— Begin SOURCE TEXT —

# Forum Home Renovation Cladding  Corner end stops

## Muzza88

I am planning to clad my house in Duraplank or similar fibre cement weatherboards. I like the look of the American weatherboard houses with the extra details of contrasting colours. To this end, I plan to do timber corner end stops. Not just the one piece of timber but two together to make an angle. The instructions I have read on the net from the companies suggest using 70 x 25mm timber for this. Most places like Bunnings don't seem to sell any treated timber at 25mm thick. Are there places that sell 25mm treated timber or would 70 x 18mm do the job? The weatherboards will be 230 x 7.5mm. So when lapped the thickness will be about 15mm against the 18mm timber thickness. 
Any suggestions? 
Muzza

----------


## OBBob

Do you have a picture of what you are trying to achieve?

----------


## Muzza88

These are some photos that show the idea..

— End SOURCE TEXT —

*JOB 1*
In the cladding forum thread, why does Muzza88 think 70 x 18mm timber might do for the corner end stops instead of 70 x 25mm?
*JOB 2*
According to the cladding forum thread, what size timber do the companies' online instructions suggest for the corner end stops?
*JOB 3*
Carry on the cladding forum thread from its last post.

— Begin DATASET CONTENT —

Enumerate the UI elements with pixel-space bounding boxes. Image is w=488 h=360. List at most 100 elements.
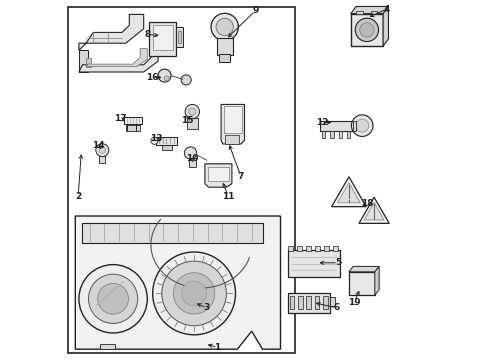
Bar (348, 272, 374, 295)
Circle shape (185, 104, 199, 119)
Bar (86, 58, 91, 67)
Text: 11: 11 (222, 192, 234, 201)
Text: 10: 10 (186, 154, 198, 163)
Bar (306, 246, 311, 251)
Text: 6: 6 (332, 303, 339, 312)
Polygon shape (331, 177, 366, 207)
Polygon shape (204, 164, 231, 187)
Text: 19: 19 (347, 298, 360, 307)
Text: 5: 5 (334, 258, 341, 267)
Circle shape (158, 69, 171, 82)
Bar (297, 246, 302, 251)
Bar (123, 117, 142, 124)
Bar (223, 106, 241, 133)
Text: 16: 16 (146, 73, 159, 82)
Bar (101, 344, 115, 349)
Bar (370, 11, 376, 14)
Bar (297, 296, 302, 309)
Bar (333, 246, 338, 251)
Bar (79, 50, 88, 72)
Bar (289, 296, 294, 309)
Bar (216, 38, 232, 55)
Bar (219, 54, 230, 62)
Polygon shape (79, 14, 143, 50)
Circle shape (355, 119, 368, 132)
Polygon shape (221, 104, 244, 144)
Bar (82, 223, 262, 243)
Polygon shape (79, 47, 158, 72)
Bar (320, 121, 354, 131)
Polygon shape (75, 216, 280, 349)
Polygon shape (350, 6, 387, 14)
Circle shape (216, 18, 233, 36)
Polygon shape (337, 183, 359, 203)
Bar (188, 158, 196, 167)
Text: 2: 2 (75, 192, 81, 201)
Bar (329, 297, 335, 306)
Bar (156, 137, 177, 145)
Bar (329, 131, 333, 138)
Polygon shape (348, 266, 378, 272)
Circle shape (152, 252, 235, 335)
Bar (125, 125, 140, 131)
Circle shape (151, 137, 158, 144)
Bar (68, 7, 294, 353)
Circle shape (173, 273, 214, 314)
Bar (287, 250, 339, 277)
Bar (225, 135, 239, 144)
Text: 14: 14 (92, 141, 105, 150)
Bar (178, 31, 181, 43)
Text: 3: 3 (203, 303, 209, 312)
Text: 1: 1 (214, 343, 220, 352)
Circle shape (162, 261, 226, 326)
Circle shape (88, 274, 138, 323)
Bar (352, 121, 355, 131)
Polygon shape (364, 202, 383, 220)
Text: 9: 9 (252, 6, 258, 15)
Bar (322, 296, 327, 309)
Circle shape (79, 265, 147, 333)
Circle shape (351, 115, 372, 136)
Circle shape (354, 18, 378, 41)
Polygon shape (374, 266, 378, 295)
Bar (324, 246, 329, 251)
Bar (288, 293, 329, 313)
Bar (305, 296, 310, 309)
Polygon shape (382, 6, 387, 46)
Text: 15: 15 (180, 116, 193, 125)
Text: 18: 18 (360, 199, 372, 208)
Bar (321, 131, 325, 138)
Circle shape (96, 144, 108, 157)
Bar (355, 11, 362, 14)
Bar (149, 22, 176, 56)
Bar (207, 167, 228, 181)
Bar (176, 27, 182, 47)
Bar (162, 145, 171, 150)
Bar (338, 131, 341, 138)
Bar (314, 296, 319, 309)
Circle shape (188, 108, 196, 115)
Circle shape (98, 283, 128, 314)
Bar (288, 246, 293, 251)
Text: 12: 12 (315, 118, 327, 127)
Text: 8: 8 (144, 30, 150, 39)
Circle shape (181, 75, 191, 85)
Bar (350, 14, 382, 46)
Circle shape (164, 76, 169, 81)
Bar (152, 25, 172, 50)
Circle shape (184, 147, 196, 159)
Bar (186, 118, 197, 129)
Polygon shape (86, 49, 147, 67)
Text: 7: 7 (237, 172, 244, 181)
Circle shape (359, 23, 373, 37)
Bar (99, 156, 105, 163)
Circle shape (182, 281, 206, 306)
Bar (346, 131, 349, 138)
Text: 4: 4 (383, 4, 389, 13)
Circle shape (99, 147, 105, 153)
Circle shape (211, 13, 238, 41)
Text: 17: 17 (114, 114, 126, 123)
Polygon shape (358, 197, 388, 223)
Bar (315, 246, 320, 251)
Text: 13: 13 (150, 134, 162, 143)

— End DATASET CONTENT —

*FINAL RESULT 1*
Bunnings and similar places don't seem to sell treated timber 25mm thick. The weatherboards are 230 x 7.5mm, so when lapped they will be about 15mm thick, which is still less than the 18mm timber.

*FINAL RESULT 2*
70 x 25mm timber.

*FINAL RESULT 3*
Duraplank instructions say:  But I want to do the corner piece on side and front. So make an "L" shape from two pieces then attach to corner of house. Then butt weatherboards up to this. I will then paint the corner a contrasting colour like the above photos. So the same colour as the window frames. 
Muzza

----------


## jimfish

You could get some 45x45 or 70x70 and rip the back out to make a one piece external corner moulding  
Sent from my iPad using Tapatalk

----------


## OBBob

Yeah,  otherwise just get the closest standard size that'll protrude from the weatherboard and join. The ripping idea would probably weather better.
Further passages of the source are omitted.